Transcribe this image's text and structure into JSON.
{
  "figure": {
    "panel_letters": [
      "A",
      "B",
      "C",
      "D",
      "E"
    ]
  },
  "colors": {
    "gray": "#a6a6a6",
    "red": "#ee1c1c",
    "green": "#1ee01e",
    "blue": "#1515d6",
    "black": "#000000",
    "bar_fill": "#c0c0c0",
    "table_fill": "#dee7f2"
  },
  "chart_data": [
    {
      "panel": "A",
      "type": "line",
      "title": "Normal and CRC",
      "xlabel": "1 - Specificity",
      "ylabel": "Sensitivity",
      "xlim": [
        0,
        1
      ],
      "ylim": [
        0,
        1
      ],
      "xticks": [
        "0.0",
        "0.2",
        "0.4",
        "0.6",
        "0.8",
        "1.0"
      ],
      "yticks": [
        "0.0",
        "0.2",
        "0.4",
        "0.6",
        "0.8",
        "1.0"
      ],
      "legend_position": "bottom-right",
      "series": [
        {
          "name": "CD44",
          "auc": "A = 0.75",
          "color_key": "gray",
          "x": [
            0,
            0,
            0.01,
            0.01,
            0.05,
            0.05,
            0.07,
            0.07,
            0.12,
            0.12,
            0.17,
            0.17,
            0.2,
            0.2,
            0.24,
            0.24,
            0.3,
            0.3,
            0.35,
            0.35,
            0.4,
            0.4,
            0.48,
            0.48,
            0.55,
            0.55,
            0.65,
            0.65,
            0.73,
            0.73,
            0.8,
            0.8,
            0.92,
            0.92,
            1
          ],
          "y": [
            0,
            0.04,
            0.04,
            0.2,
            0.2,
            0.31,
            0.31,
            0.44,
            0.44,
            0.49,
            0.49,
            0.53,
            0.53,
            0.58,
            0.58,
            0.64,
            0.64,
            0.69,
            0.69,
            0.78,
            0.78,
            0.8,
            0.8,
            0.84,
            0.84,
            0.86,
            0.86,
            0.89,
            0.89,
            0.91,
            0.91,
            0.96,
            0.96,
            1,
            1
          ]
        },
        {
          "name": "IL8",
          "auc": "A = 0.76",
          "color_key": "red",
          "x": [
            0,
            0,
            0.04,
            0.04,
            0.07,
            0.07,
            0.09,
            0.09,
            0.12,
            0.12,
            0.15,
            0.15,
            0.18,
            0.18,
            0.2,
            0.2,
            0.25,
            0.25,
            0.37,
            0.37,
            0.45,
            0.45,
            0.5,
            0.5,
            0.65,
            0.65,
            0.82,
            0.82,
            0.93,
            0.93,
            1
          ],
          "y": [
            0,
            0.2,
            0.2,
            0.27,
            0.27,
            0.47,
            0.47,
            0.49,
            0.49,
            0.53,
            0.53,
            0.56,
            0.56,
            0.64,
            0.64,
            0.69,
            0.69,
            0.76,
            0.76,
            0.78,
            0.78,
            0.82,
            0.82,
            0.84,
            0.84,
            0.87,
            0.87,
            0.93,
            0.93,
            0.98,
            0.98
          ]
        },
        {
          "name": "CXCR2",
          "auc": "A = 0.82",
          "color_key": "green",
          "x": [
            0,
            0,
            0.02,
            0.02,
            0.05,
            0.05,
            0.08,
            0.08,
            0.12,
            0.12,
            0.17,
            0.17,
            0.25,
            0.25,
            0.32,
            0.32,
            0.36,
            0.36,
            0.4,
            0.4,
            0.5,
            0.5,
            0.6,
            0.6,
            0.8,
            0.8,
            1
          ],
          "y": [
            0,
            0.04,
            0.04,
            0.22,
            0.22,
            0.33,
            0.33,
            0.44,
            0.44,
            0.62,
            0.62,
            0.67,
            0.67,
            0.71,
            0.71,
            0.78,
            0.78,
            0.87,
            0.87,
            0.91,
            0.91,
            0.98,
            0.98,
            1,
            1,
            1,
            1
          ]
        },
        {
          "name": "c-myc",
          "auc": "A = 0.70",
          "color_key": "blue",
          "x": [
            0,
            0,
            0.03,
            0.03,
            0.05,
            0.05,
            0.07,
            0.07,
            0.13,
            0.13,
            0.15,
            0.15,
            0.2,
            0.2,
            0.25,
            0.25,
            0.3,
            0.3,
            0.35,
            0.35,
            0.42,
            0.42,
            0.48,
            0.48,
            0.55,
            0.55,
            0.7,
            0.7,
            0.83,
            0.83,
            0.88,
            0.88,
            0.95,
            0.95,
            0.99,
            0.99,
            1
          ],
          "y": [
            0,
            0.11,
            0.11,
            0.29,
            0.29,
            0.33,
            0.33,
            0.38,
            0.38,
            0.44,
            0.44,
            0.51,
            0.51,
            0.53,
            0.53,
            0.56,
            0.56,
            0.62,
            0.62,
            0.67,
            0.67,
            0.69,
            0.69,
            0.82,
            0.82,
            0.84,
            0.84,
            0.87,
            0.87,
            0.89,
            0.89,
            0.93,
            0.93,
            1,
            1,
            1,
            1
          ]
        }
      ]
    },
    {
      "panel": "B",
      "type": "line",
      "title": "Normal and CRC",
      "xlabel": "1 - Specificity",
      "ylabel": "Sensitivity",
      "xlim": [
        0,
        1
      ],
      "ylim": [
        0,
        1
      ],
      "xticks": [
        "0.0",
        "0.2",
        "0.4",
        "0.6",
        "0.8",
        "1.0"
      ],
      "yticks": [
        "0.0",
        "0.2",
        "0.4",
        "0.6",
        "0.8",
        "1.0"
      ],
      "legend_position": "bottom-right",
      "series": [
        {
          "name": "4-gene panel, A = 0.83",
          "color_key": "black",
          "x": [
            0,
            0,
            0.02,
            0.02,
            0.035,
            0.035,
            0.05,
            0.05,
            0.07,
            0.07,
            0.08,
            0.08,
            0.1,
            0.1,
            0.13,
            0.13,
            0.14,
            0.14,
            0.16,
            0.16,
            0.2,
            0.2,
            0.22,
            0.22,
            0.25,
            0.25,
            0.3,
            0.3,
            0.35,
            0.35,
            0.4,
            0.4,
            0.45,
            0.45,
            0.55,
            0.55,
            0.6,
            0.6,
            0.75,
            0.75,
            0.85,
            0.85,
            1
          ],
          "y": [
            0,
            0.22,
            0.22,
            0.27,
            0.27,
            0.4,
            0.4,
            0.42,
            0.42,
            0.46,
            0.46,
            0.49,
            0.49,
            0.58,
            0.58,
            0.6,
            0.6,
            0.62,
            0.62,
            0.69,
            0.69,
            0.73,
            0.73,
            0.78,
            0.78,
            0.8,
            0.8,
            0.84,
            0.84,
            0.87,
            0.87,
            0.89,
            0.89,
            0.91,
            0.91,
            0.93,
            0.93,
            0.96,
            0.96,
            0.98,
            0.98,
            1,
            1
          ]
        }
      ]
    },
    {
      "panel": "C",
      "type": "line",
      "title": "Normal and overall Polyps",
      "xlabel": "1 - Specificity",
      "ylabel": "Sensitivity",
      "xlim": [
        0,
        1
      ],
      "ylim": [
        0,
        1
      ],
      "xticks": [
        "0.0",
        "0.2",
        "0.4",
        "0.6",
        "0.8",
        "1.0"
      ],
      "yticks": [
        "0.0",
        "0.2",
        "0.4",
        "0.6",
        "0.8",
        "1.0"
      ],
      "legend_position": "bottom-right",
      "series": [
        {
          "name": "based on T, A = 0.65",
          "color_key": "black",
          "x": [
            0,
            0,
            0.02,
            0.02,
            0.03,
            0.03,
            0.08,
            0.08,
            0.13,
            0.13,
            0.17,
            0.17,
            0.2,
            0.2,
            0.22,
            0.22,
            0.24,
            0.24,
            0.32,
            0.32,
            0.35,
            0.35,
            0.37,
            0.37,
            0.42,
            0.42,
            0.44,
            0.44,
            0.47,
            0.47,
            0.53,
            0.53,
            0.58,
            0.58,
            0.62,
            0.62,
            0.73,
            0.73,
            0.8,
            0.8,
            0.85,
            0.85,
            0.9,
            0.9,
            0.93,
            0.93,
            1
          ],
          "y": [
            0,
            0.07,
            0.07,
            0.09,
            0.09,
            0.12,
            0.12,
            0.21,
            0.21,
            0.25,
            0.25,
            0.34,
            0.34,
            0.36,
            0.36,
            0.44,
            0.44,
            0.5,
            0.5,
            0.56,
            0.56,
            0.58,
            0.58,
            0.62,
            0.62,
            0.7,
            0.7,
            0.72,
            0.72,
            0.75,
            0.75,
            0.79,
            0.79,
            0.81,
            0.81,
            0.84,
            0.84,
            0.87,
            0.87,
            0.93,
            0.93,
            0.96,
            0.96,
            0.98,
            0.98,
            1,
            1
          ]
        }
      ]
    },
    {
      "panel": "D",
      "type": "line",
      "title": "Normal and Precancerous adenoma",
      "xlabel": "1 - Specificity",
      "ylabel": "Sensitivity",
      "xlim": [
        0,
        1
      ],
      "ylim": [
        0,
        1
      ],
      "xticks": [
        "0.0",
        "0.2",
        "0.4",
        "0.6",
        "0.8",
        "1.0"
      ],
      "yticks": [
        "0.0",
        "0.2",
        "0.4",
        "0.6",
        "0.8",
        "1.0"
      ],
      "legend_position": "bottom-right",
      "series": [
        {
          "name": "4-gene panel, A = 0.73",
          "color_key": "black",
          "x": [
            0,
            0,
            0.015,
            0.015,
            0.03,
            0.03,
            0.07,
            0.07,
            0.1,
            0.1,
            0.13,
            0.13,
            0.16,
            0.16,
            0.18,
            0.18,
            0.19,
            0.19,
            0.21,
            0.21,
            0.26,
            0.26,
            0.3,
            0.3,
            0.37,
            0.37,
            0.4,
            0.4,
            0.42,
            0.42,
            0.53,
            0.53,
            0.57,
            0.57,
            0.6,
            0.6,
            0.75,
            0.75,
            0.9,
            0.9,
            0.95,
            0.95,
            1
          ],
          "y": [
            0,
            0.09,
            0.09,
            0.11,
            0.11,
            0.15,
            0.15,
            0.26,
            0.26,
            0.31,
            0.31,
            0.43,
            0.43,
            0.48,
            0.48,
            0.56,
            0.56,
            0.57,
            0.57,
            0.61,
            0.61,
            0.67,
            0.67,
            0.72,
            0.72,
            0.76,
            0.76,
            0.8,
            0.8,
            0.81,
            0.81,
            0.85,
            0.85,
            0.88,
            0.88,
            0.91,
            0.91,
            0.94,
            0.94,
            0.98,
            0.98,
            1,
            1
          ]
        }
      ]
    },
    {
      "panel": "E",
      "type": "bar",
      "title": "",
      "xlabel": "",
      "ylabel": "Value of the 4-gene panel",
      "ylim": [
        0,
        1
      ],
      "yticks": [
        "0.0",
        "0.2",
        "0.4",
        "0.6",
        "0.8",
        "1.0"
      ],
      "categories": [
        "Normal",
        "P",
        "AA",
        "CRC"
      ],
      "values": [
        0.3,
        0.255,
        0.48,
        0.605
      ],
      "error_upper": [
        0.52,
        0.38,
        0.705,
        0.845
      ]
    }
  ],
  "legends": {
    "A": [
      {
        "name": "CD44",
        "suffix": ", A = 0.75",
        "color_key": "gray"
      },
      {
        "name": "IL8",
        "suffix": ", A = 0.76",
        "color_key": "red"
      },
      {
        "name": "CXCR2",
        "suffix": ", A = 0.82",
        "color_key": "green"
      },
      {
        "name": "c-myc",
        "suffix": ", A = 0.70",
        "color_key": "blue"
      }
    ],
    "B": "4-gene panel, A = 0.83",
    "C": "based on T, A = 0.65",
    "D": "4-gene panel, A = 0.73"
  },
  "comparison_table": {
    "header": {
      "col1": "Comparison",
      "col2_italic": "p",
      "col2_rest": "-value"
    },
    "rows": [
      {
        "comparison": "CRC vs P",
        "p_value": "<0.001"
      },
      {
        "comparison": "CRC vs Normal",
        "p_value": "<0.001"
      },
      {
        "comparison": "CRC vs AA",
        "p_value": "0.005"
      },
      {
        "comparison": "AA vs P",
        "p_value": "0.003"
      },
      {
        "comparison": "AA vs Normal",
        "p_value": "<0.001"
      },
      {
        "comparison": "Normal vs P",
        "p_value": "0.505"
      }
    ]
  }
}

→ Aim
Find and copy each line above that includes the string "gene".

→ Answer to the task
          "name": "4-gene panel, A = 0.83",
          "name": "4-gene panel, A = 0.73",
      "ylabel": "Value of the 4-gene panel",
    "B": "4-gene panel, A = 0.83",
    "D": "4-gene panel, A = 0.73"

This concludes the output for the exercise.